* Exercise prompt: How many lines of these entries hold the string "this"? Reply with the number alone.

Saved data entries
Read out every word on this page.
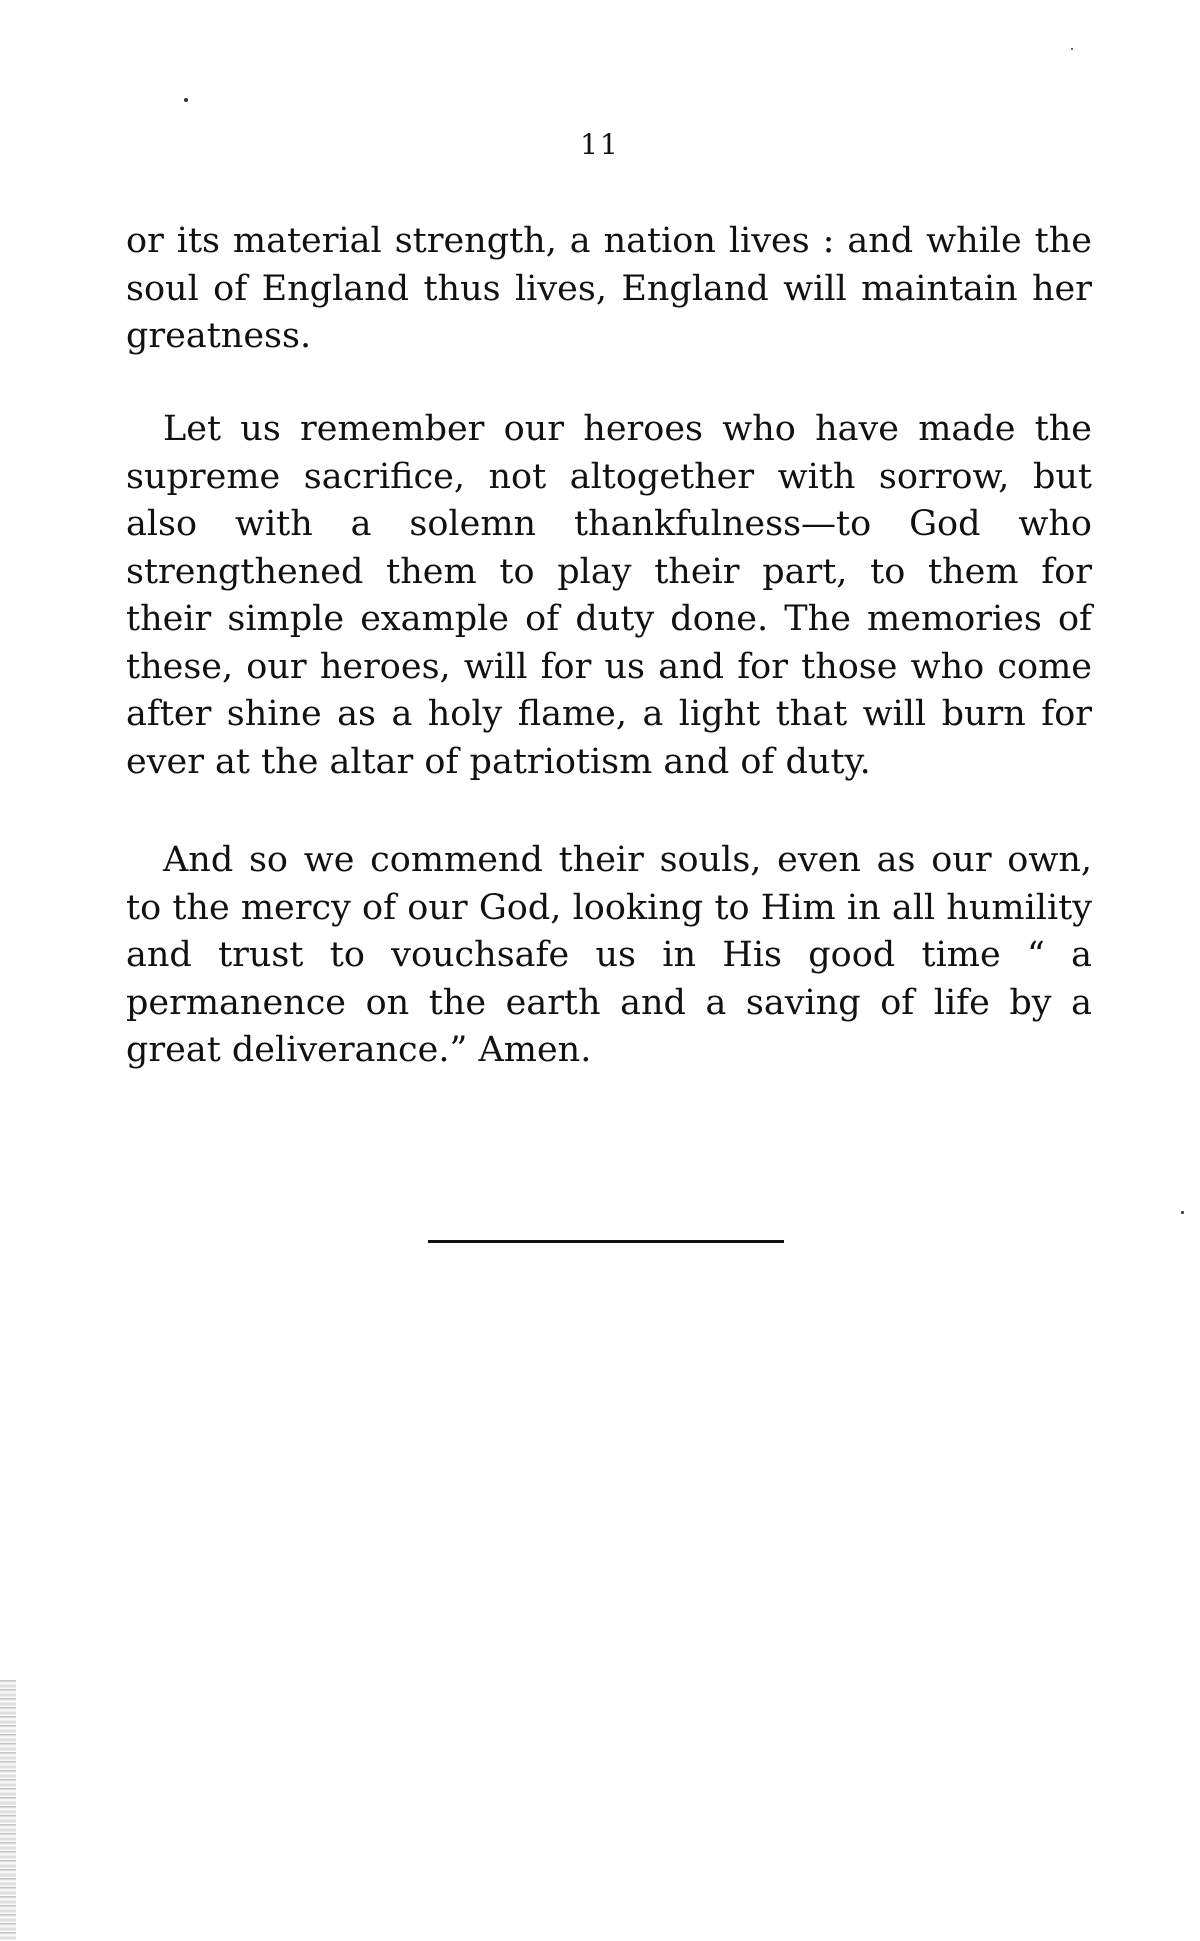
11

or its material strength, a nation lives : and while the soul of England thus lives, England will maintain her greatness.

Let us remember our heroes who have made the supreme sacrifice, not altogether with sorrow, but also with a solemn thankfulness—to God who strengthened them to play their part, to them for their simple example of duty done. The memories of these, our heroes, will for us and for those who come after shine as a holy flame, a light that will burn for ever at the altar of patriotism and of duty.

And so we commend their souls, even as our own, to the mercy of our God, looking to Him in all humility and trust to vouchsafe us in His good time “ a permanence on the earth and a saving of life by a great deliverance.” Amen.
...
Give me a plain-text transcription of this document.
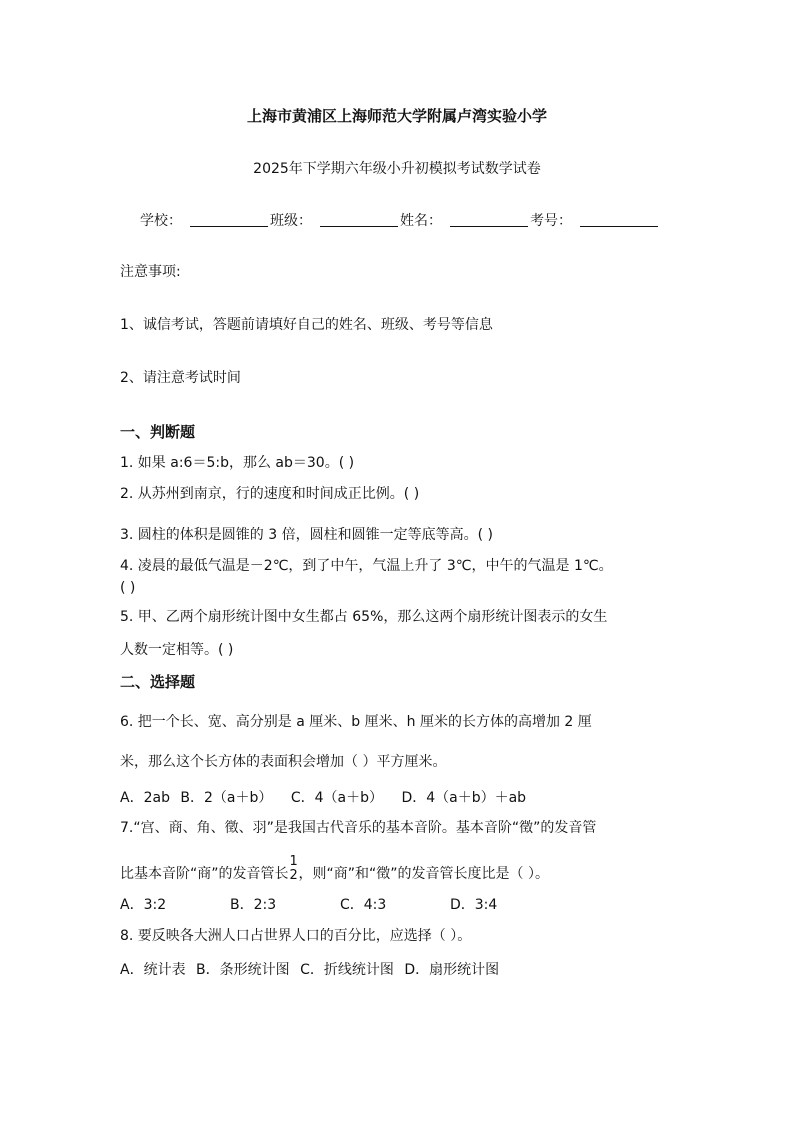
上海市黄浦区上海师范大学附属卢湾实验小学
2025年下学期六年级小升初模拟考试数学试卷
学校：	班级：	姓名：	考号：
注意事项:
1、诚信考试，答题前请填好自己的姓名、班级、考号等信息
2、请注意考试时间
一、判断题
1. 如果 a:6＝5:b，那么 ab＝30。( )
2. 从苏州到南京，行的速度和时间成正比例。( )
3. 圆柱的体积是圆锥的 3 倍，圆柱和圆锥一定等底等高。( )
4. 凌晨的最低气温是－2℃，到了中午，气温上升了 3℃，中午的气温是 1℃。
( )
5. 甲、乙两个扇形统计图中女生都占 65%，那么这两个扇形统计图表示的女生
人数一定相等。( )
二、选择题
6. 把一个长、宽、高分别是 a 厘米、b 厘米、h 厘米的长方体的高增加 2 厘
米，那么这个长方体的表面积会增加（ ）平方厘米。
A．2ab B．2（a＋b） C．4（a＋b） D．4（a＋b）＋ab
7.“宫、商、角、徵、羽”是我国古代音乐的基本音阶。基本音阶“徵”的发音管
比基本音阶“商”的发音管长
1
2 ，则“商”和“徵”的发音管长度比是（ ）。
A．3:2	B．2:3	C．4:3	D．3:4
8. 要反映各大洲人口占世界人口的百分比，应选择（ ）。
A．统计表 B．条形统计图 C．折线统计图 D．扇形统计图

* Task output: 2